──────── Data ────────

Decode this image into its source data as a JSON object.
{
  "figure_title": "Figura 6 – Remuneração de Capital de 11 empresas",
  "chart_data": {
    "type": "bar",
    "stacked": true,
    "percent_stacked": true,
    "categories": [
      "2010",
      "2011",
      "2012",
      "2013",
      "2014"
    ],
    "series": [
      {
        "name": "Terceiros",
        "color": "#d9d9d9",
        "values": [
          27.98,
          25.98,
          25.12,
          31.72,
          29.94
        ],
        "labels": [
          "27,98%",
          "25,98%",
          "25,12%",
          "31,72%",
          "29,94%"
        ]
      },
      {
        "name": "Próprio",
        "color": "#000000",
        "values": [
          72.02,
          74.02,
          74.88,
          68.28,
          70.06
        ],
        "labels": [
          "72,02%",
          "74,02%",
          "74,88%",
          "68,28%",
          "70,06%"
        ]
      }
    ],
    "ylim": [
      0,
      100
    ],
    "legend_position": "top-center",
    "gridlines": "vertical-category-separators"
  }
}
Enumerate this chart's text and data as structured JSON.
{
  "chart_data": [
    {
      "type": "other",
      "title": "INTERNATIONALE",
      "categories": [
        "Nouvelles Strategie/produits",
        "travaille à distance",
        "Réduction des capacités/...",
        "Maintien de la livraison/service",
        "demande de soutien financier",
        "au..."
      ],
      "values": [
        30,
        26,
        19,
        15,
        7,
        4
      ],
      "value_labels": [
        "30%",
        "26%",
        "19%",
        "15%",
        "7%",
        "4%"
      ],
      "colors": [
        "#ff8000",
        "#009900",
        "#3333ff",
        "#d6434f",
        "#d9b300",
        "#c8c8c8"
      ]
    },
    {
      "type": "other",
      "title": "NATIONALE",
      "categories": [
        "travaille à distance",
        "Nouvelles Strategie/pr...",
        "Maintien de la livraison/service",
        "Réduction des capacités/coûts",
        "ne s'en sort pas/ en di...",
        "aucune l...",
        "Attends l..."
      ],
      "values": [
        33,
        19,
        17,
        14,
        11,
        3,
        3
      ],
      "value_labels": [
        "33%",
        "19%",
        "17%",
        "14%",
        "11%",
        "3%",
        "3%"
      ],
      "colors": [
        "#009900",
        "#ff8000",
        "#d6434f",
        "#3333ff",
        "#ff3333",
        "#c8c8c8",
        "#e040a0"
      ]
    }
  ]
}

────────
──────── Data ────────

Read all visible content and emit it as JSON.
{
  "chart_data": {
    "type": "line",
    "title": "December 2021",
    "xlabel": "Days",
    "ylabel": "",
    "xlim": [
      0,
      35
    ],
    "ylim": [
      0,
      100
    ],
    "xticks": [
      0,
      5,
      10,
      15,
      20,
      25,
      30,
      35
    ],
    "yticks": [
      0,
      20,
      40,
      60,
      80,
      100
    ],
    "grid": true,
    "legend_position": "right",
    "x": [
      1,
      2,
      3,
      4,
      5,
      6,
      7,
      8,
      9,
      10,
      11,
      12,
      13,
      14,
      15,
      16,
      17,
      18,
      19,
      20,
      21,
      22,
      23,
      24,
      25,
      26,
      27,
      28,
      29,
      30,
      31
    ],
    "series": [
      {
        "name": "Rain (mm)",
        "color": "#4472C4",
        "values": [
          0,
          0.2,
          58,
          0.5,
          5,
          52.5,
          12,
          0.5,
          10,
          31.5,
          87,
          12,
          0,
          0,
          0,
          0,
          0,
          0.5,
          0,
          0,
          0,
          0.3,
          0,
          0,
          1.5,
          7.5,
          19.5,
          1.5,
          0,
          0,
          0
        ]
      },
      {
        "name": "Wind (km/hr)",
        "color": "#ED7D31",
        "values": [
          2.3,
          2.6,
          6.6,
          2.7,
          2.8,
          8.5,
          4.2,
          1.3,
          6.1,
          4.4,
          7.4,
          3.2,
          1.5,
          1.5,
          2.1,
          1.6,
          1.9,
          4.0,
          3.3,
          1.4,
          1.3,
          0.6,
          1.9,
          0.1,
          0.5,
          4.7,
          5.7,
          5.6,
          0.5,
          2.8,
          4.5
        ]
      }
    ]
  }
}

────────

> **Written instruction**: Provide the number of lines in these entries that hold the word "name", without any accompanying text.

> **Solution to this exercise**: 4